**Estratto del testo:**
Atterrare di nuovo a Juba è come immergersi in un vero e proprio deserto di sabbie mobili: non solo ovviamente per l’afa che ti accoglie una volta sceso dall’aereo! È un turbinio di sensazioni che fa disorientare in pochi secondi: il chiacchiericcio ininterrotto delle persone, il movimento casuale di auto, bici, animali, il fastidio della terra rossa che ad ogni respiro riempie narici e polmoni, il clacson delle auto che vogliono farsi strada nella confusione di umanità che si riversa nelle strade e, immancabile, le voci di molti che gridano “Khawaja! (uomo bianco!)”.
Sono Elena, logopedista di Vicenza. Nel 2022 sono partita per il Sud Sudan, direzione Juba, come professionista nel progetto CURE “Costruzione di una rete efficace di servizi sanitari e riabilitativi nella città di Juba”, finanziato dall'Agenzia Italiana per la Cooperazione allo Sviluppo. Nel 2023 sono tornata di nuovo a Juba, al Centro di Riabilitazione Usratuna, unico centro riabilitativo per bambini presente nel Paese che offre il servizio di logopedia. Sono tornata per affiancare i logopedisti nel loro lavoro e insegnare come docente al Saint Mary’s College al Corso di laurea in Scienze Riabilitative.

**Sezione dati:**

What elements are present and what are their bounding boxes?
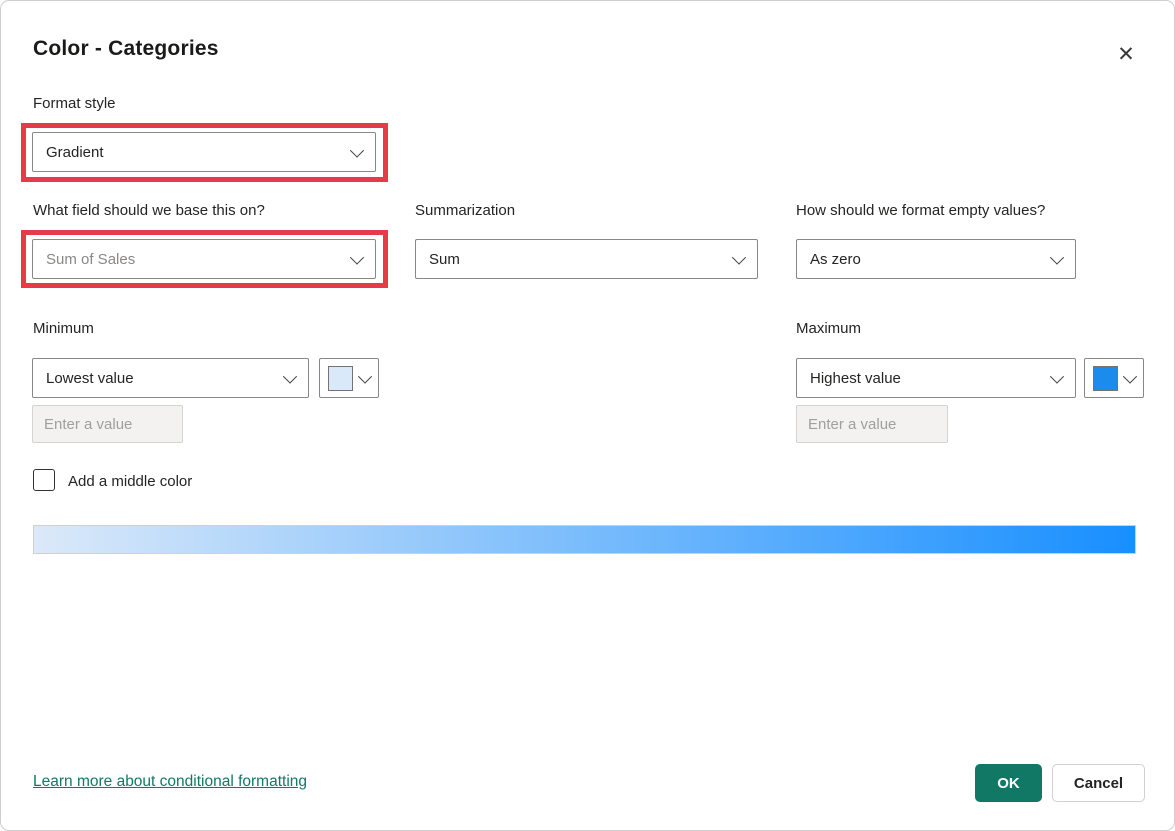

**Compito 1:** Elenca le sensazioni che il brano su Juba enumera subito dopo le parole «È un turbinio di sensazioni che fa disorientare in pochi secondi».
**Compito 2:** Trascrivi dal brano su Juba il passo che va da «Sono Elena, logopedista» fino a «in Scienze Riabilitative.» compreso.
Le righe sono materiale a sé, distinto dal brano su Juba.

**Soluzione 1:**
- il chiacchiericcio ininterrotto delle persone
- il movimento casuale di auto, bici, animali
- il fastidio della terra rossa che ad ogni respiro riempie narici e polmoni
- il clacson delle auto che vogliono farsi strada nella confusione di umanità che si riversa nelle strade
- le voci di molti che gridano "Khawaja! (uomo bianco!)"

**Soluzione 2:**
Sono Elena, logopedista di Vicenza. Nel 2022 sono partita per il Sud Sudan, direzione Juba, come professionista nel progetto CURE “Costruzione di una rete efficace di servizi sanitari e riabilitativi nella città di Juba”, finanziato dall'Agenzia Italiana per la Cooperazione allo Sviluppo. Nel 2023 sono tornata di nuovo a Juba, al Centro di Riabilitazione Usratuna, unico centro riabilitativo per bambini presente nel Paese che offre il servizio di logopedia. Sono tornata per affiancare i logopedisti nel loro lavoro e insegnare come docente al Saint Mary’s College al Corso di laurea in Scienze Riabilitative.